» Activity
Each line below that contains "General" should be counted; give the total alone.

┄┄┄┄┄┄

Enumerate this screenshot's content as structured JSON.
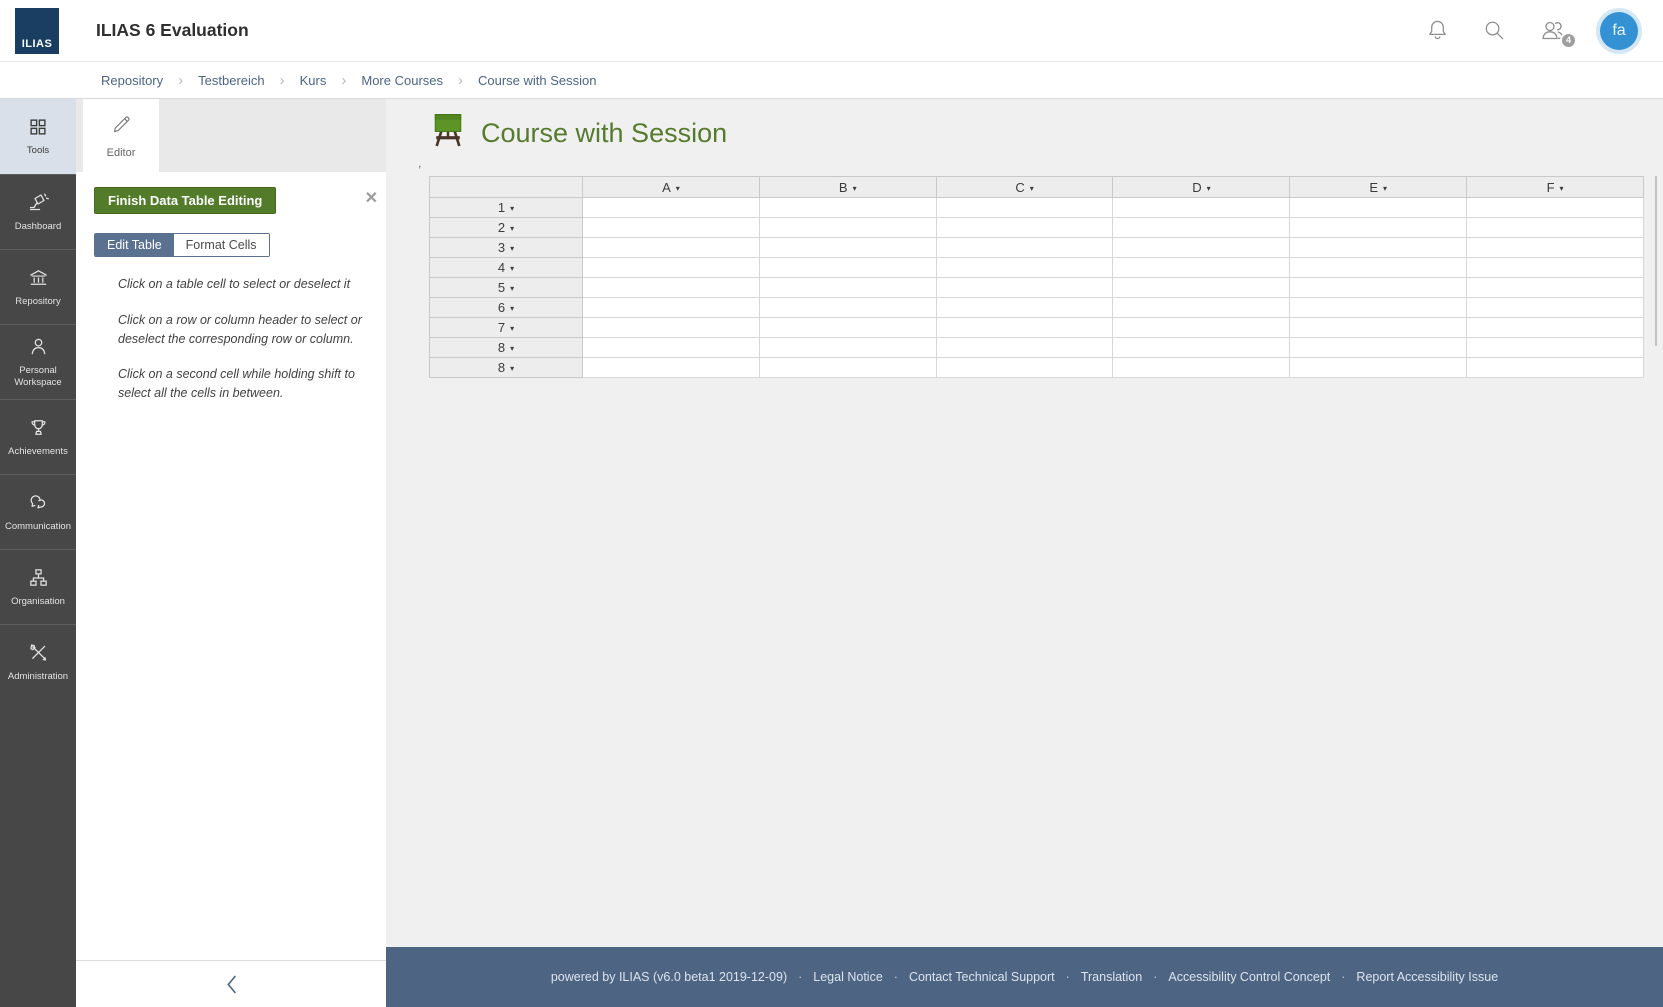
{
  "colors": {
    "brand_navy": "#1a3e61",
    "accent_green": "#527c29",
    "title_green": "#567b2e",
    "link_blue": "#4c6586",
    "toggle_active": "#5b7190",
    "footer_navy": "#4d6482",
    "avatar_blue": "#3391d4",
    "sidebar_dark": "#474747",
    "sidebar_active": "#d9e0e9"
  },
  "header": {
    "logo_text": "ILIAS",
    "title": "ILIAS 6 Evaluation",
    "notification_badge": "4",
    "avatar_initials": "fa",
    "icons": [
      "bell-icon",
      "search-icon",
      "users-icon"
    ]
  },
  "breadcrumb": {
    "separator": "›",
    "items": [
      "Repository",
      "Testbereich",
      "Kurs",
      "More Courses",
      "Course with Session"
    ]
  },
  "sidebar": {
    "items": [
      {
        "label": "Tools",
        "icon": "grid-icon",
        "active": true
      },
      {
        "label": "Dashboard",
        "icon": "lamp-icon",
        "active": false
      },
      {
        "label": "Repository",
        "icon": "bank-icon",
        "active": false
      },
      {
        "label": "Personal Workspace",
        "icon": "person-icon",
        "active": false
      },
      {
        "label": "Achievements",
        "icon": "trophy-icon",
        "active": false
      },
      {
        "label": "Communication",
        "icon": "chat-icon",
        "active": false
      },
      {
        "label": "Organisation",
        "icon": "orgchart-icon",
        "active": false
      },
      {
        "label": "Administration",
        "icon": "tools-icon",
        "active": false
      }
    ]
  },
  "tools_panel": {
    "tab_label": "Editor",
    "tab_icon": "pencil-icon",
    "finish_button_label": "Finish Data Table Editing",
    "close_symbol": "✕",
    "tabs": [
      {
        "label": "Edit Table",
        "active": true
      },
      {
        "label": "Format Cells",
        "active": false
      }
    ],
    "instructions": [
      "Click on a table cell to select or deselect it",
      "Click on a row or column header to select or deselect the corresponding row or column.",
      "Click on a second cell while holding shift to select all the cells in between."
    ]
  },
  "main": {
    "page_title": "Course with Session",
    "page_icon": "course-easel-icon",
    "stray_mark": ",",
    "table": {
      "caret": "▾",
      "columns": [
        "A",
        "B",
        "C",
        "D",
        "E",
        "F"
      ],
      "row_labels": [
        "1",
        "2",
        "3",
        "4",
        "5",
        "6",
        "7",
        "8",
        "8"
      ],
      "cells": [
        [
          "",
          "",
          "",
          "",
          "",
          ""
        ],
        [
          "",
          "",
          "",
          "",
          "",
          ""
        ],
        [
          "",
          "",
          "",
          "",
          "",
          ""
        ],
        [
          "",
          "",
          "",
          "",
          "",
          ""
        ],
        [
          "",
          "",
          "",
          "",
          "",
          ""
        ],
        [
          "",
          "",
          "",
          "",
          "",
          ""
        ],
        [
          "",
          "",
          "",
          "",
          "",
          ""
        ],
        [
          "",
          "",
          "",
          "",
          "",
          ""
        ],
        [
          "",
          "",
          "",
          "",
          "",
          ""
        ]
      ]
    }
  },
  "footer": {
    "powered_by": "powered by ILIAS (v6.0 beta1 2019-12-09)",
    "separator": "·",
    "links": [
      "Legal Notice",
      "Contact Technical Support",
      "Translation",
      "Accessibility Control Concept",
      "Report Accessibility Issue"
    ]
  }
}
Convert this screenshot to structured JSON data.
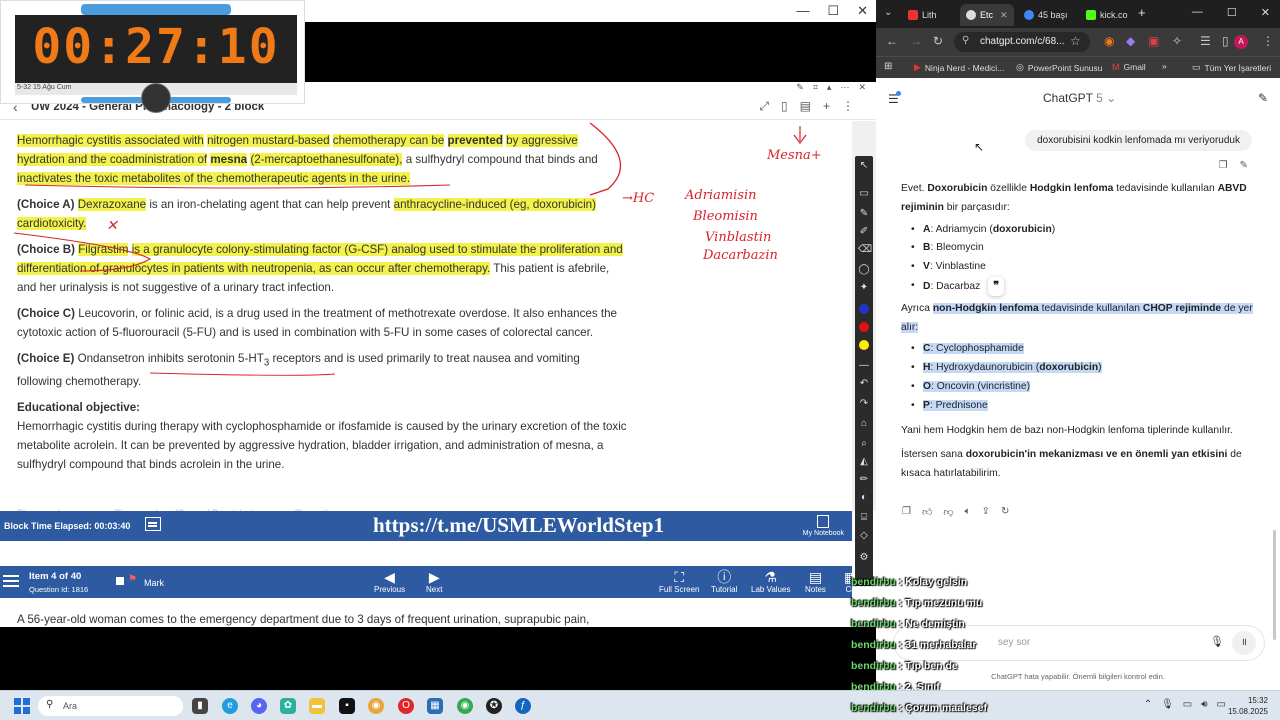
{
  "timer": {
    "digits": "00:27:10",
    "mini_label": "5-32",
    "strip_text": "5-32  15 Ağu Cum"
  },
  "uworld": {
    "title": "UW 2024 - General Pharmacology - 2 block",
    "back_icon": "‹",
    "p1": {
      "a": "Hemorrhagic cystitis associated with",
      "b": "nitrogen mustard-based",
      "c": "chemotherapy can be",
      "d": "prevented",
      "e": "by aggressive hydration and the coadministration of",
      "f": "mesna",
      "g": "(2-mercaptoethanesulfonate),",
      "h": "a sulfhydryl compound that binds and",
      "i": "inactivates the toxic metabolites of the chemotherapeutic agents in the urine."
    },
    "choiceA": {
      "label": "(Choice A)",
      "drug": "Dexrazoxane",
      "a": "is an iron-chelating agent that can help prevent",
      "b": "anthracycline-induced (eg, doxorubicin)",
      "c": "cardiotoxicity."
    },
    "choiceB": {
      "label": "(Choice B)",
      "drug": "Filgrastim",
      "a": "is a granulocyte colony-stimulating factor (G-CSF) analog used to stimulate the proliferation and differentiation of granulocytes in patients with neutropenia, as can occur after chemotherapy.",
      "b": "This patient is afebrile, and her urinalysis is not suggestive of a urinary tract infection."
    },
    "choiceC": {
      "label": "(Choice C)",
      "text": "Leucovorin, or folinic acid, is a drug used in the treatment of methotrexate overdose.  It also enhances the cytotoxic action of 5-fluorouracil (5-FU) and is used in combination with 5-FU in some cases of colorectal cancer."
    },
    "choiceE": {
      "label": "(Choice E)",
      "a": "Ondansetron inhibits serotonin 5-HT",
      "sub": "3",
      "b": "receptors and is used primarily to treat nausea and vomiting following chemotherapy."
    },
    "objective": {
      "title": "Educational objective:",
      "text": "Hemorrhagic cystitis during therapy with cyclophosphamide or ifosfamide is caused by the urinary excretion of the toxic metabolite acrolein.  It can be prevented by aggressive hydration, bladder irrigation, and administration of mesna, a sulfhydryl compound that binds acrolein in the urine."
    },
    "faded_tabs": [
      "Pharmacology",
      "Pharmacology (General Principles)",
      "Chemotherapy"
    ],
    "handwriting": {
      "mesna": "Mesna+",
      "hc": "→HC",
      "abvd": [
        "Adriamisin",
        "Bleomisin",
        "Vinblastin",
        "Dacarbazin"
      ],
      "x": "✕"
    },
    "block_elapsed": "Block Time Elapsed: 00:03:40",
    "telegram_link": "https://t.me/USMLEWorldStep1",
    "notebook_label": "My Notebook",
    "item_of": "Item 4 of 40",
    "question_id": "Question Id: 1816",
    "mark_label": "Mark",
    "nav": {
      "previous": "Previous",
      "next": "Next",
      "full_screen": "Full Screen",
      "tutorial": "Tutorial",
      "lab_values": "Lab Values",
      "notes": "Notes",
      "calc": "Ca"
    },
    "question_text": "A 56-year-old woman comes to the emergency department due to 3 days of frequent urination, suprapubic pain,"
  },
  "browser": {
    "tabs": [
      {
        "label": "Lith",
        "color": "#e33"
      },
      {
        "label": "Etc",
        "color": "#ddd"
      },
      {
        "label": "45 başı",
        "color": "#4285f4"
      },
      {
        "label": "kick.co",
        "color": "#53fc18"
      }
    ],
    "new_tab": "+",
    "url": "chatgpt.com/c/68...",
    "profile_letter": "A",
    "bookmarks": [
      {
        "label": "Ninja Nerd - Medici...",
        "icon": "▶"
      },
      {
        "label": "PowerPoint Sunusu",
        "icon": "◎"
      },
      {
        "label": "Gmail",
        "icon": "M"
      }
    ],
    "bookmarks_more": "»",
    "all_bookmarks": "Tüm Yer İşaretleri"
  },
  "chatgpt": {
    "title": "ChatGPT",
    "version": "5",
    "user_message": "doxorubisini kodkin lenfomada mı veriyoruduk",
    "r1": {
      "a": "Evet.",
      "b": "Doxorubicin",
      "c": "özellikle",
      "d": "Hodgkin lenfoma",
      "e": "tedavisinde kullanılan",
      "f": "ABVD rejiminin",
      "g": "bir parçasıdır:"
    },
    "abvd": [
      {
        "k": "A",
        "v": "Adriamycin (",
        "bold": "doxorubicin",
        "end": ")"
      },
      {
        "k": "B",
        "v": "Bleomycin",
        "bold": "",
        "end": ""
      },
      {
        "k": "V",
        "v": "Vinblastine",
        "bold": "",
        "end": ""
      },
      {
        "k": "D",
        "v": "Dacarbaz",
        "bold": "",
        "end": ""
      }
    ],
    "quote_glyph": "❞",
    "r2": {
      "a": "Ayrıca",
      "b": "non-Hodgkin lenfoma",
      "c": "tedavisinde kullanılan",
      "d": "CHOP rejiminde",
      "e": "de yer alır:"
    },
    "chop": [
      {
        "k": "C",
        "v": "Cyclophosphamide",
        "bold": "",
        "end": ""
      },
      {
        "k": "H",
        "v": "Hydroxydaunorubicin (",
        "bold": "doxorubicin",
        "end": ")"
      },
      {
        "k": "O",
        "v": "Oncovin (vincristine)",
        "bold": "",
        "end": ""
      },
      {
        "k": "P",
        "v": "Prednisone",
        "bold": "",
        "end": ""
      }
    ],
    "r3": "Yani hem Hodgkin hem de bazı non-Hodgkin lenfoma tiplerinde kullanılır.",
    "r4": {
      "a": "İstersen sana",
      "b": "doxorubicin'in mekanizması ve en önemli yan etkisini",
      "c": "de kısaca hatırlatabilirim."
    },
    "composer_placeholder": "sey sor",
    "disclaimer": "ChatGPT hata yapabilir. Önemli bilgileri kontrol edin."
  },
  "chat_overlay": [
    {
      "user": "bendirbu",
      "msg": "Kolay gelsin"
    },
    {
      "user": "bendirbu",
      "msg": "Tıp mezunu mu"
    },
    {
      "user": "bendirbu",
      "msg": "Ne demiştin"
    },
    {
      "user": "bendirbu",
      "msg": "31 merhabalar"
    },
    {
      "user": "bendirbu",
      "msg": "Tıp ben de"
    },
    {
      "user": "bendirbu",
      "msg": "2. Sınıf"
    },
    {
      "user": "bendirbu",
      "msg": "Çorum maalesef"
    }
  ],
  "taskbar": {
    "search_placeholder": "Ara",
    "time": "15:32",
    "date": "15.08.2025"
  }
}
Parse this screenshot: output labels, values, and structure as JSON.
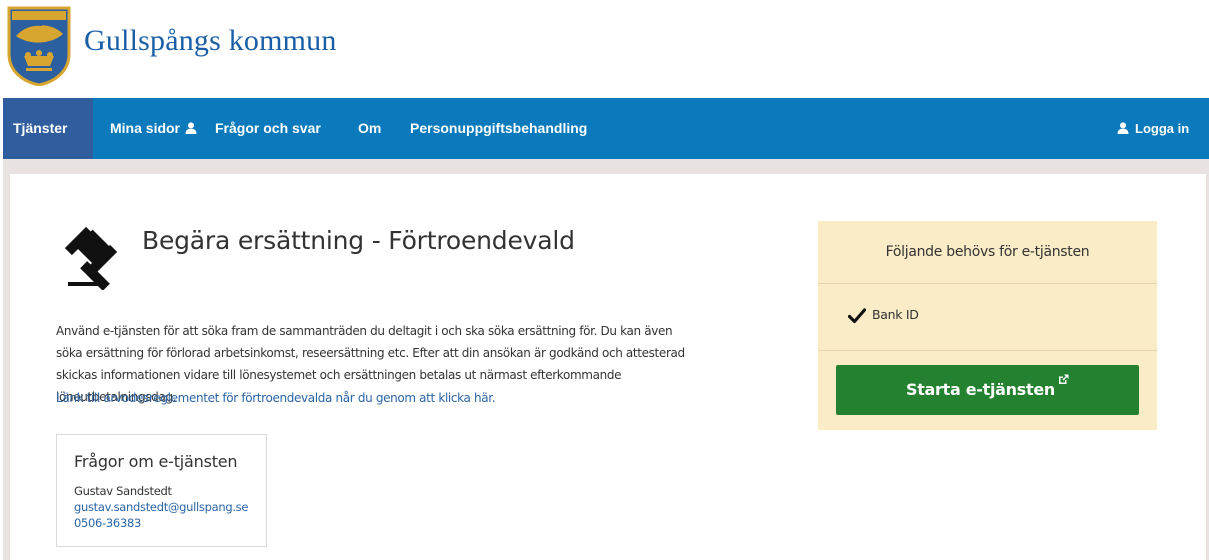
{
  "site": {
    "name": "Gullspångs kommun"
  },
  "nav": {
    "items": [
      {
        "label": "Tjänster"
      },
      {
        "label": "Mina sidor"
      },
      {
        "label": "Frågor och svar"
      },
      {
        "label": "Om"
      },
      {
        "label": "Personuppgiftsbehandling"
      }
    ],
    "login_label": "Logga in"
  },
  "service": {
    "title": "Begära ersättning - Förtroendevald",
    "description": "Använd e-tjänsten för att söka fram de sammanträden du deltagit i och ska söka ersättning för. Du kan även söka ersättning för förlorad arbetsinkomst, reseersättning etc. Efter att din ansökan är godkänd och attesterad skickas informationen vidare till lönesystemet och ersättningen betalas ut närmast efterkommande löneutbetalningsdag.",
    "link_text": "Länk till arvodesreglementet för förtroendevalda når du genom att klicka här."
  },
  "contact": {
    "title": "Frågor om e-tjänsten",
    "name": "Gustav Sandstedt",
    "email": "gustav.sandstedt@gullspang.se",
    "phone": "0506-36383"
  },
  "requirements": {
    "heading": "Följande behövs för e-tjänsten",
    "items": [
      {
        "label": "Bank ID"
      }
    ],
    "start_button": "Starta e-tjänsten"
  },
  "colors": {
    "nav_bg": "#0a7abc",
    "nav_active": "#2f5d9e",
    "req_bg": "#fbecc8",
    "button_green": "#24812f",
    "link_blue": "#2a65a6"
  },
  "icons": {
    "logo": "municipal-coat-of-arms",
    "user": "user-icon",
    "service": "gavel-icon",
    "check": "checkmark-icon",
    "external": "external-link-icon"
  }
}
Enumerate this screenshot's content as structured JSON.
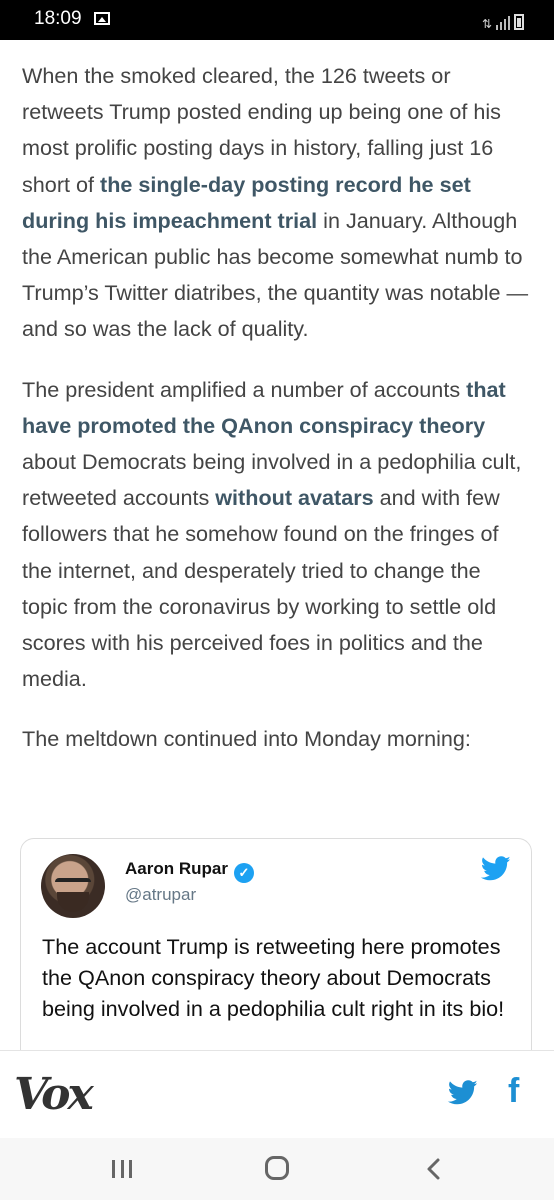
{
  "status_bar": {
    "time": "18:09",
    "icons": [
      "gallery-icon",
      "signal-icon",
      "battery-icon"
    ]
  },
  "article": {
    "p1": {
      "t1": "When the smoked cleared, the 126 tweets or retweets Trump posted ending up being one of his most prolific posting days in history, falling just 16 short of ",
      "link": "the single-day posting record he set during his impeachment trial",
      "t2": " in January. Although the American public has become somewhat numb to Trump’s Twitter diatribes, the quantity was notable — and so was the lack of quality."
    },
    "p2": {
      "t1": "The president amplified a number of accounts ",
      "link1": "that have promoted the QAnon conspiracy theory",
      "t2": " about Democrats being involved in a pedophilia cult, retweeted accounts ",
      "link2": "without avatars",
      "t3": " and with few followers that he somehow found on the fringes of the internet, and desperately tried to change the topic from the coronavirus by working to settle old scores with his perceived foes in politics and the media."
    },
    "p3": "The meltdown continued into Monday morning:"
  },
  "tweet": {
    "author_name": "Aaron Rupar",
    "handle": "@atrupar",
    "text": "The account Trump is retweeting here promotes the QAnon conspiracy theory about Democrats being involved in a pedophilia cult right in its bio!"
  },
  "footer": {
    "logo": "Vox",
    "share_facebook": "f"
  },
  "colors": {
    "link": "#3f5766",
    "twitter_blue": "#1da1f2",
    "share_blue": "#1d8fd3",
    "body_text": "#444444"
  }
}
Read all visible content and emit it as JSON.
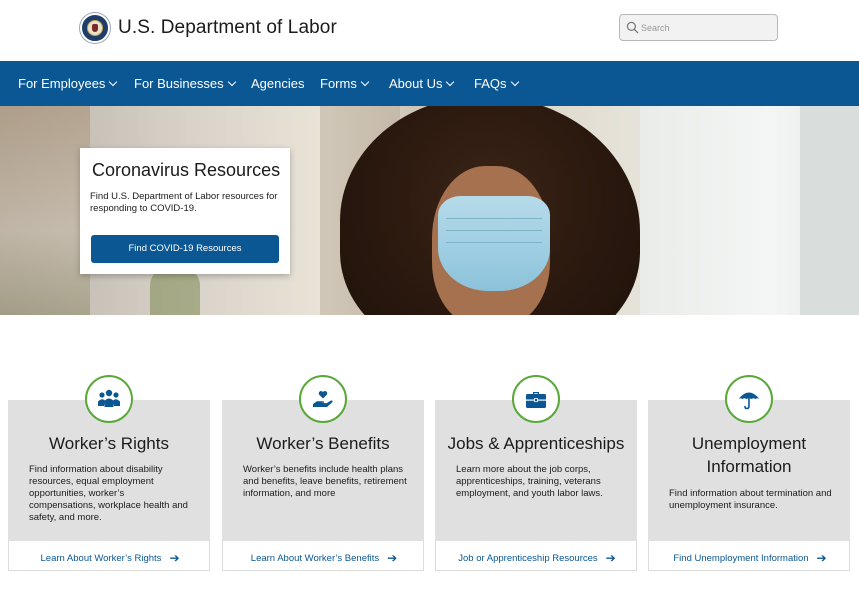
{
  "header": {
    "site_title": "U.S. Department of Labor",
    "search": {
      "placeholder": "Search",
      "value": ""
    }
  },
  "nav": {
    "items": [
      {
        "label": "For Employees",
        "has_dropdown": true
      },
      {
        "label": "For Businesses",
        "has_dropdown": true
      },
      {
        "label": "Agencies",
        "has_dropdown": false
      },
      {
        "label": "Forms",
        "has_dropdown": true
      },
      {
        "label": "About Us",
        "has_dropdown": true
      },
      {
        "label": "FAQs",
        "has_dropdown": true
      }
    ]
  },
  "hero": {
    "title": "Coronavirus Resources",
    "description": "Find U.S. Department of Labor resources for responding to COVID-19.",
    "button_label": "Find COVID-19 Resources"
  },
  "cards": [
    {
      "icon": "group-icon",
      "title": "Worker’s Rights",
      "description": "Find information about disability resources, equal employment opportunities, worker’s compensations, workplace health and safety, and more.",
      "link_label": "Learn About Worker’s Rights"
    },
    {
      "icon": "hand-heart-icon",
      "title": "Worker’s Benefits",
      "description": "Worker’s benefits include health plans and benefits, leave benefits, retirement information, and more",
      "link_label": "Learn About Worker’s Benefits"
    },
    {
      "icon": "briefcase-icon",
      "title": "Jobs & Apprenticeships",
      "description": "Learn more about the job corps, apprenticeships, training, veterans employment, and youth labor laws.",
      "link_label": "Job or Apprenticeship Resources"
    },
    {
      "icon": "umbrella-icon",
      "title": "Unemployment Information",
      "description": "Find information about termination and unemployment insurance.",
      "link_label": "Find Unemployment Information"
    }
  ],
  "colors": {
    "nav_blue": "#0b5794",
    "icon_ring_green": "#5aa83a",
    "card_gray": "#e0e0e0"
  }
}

┄┄┄┄┄┄

» Reply to the task
2